## Begin Data to use

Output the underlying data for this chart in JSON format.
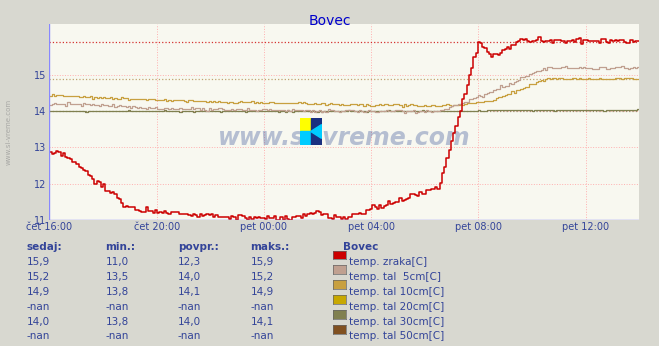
{
  "title": "Bovec",
  "title_color": "#0000cc",
  "bg_color": "#d8d8d0",
  "plot_bg_color": "#f8f8f0",
  "x_ticks_labels": [
    "čet 16:00",
    "čet 20:00",
    "pet 00:00",
    "pet 04:00",
    "pet 08:00",
    "pet 12:00"
  ],
  "x_ticks_positions": [
    0,
    4,
    8,
    12,
    16,
    20
  ],
  "xlim": [
    0,
    22
  ],
  "ylim": [
    11,
    16.4
  ],
  "yticks": [
    11,
    12,
    13,
    14,
    15
  ],
  "line_colors": [
    "#cc0000",
    "#c0a090",
    "#c8a040",
    "#c8a800",
    "#808050",
    "#805020"
  ],
  "hline_red_dotted": 15.9,
  "hline_tan_dotted": 14.9,
  "hline_olive_dotted": 14.0,
  "watermark_text": "www.si-vreme.com",
  "watermark_color": "#1a3a8a",
  "watermark_alpha": 0.3,
  "legend_title": "Bovec",
  "legend_labels": [
    "temp. zraka[C]",
    "temp. tal  5cm[C]",
    "temp. tal 10cm[C]",
    "temp. tal 20cm[C]",
    "temp. tal 30cm[C]",
    "temp. tal 50cm[C]"
  ],
  "legend_colors": [
    "#cc0000",
    "#c0a090",
    "#c8a040",
    "#c8a800",
    "#808050",
    "#805020"
  ],
  "table_headers": [
    "sedaj:",
    "min.:",
    "povpr.:",
    "maks.:"
  ],
  "table_data": [
    [
      "15,9",
      "11,0",
      "12,3",
      "15,9"
    ],
    [
      "15,2",
      "13,5",
      "14,0",
      "15,2"
    ],
    [
      "14,9",
      "13,8",
      "14,1",
      "14,9"
    ],
    [
      "-nan",
      "-nan",
      "-nan",
      "-nan"
    ],
    [
      "14,0",
      "13,8",
      "14,0",
      "14,1"
    ],
    [
      "-nan",
      "-nan",
      "-nan",
      "-nan"
    ]
  ],
  "table_color": "#334499",
  "n_points": 264
}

## End Data to use

▶ Task brief
Transcribe every line from the records above without alteration, and leave out the images.

▶ Output for this exercise
Output the underlying data for this chart in JSON format.
{
  "title": "Bovec",
  "title_color": "#0000cc",
  "bg_color": "#d8d8d0",
  "plot_bg_color": "#f8f8f0",
  "x_ticks_labels": [
    "čet 16:00",
    "čet 20:00",
    "pet 00:00",
    "pet 04:00",
    "pet 08:00",
    "pet 12:00"
  ],
  "x_ticks_positions": [
    0,
    4,
    8,
    12,
    16,
    20
  ],
  "xlim": [
    0,
    22
  ],
  "ylim": [
    11,
    16.4
  ],
  "yticks": [
    11,
    12,
    13,
    14,
    15
  ],
  "line_colors": [
    "#cc0000",
    "#c0a090",
    "#c8a040",
    "#c8a800",
    "#808050",
    "#805020"
  ],
  "hline_red_dotted": 15.9,
  "hline_tan_dotted": 14.9,
  "hline_olive_dotted": 14.0,
  "watermark_text": "www.si-vreme.com",
  "watermark_color": "#1a3a8a",
  "watermark_alpha": 0.3,
  "legend_title": "Bovec",
  "legend_labels": [
    "temp. zraka[C]",
    "temp. tal  5cm[C]",
    "temp. tal 10cm[C]",
    "temp. tal 20cm[C]",
    "temp. tal 30cm[C]",
    "temp. tal 50cm[C]"
  ],
  "legend_colors": [
    "#cc0000",
    "#c0a090",
    "#c8a040",
    "#c8a800",
    "#808050",
    "#805020"
  ],
  "table_headers": [
    "sedaj:",
    "min.:",
    "povpr.:",
    "maks.:"
  ],
  "table_data": [
    [
      "15,9",
      "11,0",
      "12,3",
      "15,9"
    ],
    [
      "15,2",
      "13,5",
      "14,0",
      "15,2"
    ],
    [
      "14,9",
      "13,8",
      "14,1",
      "14,9"
    ],
    [
      "-nan",
      "-nan",
      "-nan",
      "-nan"
    ],
    [
      "14,0",
      "13,8",
      "14,0",
      "14,1"
    ],
    [
      "-nan",
      "-nan",
      "-nan",
      "-nan"
    ]
  ],
  "table_color": "#334499",
  "n_points": 264
}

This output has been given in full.